■ PROMPT
Show each line from the listing that includes the word "separator".

■ RECORDED INFORMATION
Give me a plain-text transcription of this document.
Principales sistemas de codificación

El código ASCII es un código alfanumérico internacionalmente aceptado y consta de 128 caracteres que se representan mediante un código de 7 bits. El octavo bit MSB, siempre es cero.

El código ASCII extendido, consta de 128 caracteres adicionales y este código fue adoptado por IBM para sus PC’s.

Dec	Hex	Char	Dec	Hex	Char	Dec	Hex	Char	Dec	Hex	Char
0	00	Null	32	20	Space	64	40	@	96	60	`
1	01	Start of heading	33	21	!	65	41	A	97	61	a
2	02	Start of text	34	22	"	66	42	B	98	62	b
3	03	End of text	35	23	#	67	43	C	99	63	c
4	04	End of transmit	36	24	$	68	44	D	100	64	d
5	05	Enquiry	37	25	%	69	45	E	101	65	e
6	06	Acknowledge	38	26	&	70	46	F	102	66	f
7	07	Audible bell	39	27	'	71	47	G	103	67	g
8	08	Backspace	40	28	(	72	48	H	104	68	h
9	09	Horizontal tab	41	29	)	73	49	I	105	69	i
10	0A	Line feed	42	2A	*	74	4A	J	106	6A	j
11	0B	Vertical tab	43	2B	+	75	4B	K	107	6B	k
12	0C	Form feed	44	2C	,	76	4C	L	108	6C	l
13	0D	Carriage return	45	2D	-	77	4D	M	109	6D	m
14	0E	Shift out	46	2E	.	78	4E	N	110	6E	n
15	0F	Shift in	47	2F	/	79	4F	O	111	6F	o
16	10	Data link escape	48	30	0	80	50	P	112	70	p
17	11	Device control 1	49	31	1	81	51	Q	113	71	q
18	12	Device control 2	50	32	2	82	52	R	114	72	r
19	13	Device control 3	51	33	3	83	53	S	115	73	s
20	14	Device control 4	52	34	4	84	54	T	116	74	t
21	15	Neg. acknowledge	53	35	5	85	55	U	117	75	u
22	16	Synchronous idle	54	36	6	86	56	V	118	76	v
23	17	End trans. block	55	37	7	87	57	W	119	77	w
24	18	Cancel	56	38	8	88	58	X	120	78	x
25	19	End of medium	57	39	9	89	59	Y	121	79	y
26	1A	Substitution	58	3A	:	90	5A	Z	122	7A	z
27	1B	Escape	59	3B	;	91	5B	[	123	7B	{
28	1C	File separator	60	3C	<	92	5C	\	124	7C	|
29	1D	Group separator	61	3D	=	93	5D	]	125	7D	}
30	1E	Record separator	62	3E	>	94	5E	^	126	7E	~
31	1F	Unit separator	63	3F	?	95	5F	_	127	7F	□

■ REPLY
28	1C	File separator	60	3C	<	92	5C	\	124	7C	|
29	1D	Group separator	61	3D	=	93	5D	]	125	7D	}
30	1E	Record separator	62	3E	>	94	5E	^	126	7E	~
31	1F	Unit separator	63	3F	?	95	5F	_	127	7F	□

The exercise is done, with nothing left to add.